**Goal of the exercise**
In the footballer profile below, list every entry in the "Senior career" section, giving the years and team for each.

**Page excerpt**
▬▬▬▬▬▬
Abror Ismoilov

Personal information
- Date of birth: 8 January 1998 (age 28)
- Place of birth: Yozyovon, Fergana Region, Uzbekistan
- Position: Midfielder

Team information
- Current team: Neftchi Fergana
- Number: 7

Senior career*
- Years: Team / Apps / (Gls)
- 2016–2018: Neftchi / 35 / (5)
- 2019: Surkhon Termez / 23 / (2)
- 2020–2021: Pakhtakor / 41 / (2)
- 2022: Neftchi / 22 / (5)
- 2023–2024: Navbahor Namangan / 45 / (3)
- 2025–: Neftchi Fergana / 40 / (5)

International career^{‡}
- 2018: Uzbekistan U19 / 6 / (1)
- 2019–2020: Uzbekistan U23 / 8 / (0)
- 2019–: Uzbekistan / 12 / (0)

= Abror Ismoilov =

Uzbek footballer (born 1998)

Abror Ismoilov (Uzbek Cyrillic: Aброрбек Исмоилов; born 8 January 1998) is an Uzbek professional footballer who currently plays as a midfielder for Neftchi Fergana.

==Career==
===Club career===
After two seasons with Navbahor, Ismailov left the club at the end of 2024. On 9 December 2024, he signed with Neftchi.
===International===
Ismoilov made his debut for the Uzbekistan main team on 9 November 2021 in a Friendly match against Kyrgyzstan.

Uzbekistan national team
| Year | Apps | Goals |
| 2019 | 1 | 0 |
| 2020 | 6 | 0 |
| 2021 | 2 | 0 |
| 2022 | 0 | 0 |
| 2023 | 0 | 0 |
| Total | 9 | 0 |

Statistics accurate as of match played 5 September 2023.
▬▬▬▬▬▬
**Provided information**
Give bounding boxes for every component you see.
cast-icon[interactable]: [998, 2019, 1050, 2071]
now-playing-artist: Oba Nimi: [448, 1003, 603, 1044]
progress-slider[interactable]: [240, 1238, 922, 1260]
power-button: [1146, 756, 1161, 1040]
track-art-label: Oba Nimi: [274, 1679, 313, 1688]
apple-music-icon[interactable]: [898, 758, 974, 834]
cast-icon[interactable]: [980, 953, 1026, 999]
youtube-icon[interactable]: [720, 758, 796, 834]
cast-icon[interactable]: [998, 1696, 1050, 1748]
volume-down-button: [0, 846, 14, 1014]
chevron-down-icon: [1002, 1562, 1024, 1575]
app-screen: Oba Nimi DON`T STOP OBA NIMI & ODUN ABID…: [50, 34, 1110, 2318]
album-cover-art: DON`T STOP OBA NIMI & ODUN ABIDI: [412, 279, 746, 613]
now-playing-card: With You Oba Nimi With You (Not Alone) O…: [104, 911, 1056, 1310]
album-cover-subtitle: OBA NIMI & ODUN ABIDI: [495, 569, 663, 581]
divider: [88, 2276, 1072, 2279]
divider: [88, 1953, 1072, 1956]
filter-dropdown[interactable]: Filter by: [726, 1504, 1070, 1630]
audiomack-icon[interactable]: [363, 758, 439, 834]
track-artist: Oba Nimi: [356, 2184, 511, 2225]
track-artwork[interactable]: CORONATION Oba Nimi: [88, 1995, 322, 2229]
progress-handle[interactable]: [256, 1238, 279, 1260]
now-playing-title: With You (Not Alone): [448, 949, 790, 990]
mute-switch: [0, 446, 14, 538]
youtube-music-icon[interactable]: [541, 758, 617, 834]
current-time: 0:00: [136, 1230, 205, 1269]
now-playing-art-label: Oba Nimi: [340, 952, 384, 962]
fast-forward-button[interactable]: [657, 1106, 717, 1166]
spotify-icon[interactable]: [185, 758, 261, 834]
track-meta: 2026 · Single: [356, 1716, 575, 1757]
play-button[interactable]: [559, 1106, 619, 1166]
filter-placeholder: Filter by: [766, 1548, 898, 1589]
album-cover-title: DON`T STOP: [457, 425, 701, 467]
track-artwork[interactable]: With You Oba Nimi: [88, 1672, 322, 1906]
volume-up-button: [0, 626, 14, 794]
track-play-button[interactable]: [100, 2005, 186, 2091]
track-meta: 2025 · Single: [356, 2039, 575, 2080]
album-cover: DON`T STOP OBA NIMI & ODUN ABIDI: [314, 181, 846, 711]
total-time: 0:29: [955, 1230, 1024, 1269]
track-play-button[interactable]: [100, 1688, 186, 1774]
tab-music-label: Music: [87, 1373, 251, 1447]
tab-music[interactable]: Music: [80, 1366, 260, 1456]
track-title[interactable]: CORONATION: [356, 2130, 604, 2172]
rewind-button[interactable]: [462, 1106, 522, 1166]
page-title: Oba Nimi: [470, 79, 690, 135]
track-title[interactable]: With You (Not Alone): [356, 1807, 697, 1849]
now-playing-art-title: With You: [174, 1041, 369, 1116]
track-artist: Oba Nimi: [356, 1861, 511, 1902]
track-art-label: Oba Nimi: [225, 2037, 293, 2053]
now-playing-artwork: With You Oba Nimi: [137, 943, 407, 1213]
▬▬▬▬▬▬
**Result of the exercise**
- 2016–2018: Neftchi
- 2019: Surkhon Termez
- 2020–2021: Pakhtakor
- 2022: Neftchi
- 2023–2024: Navbahor Namangan
- 2025–: Neftchi Fergana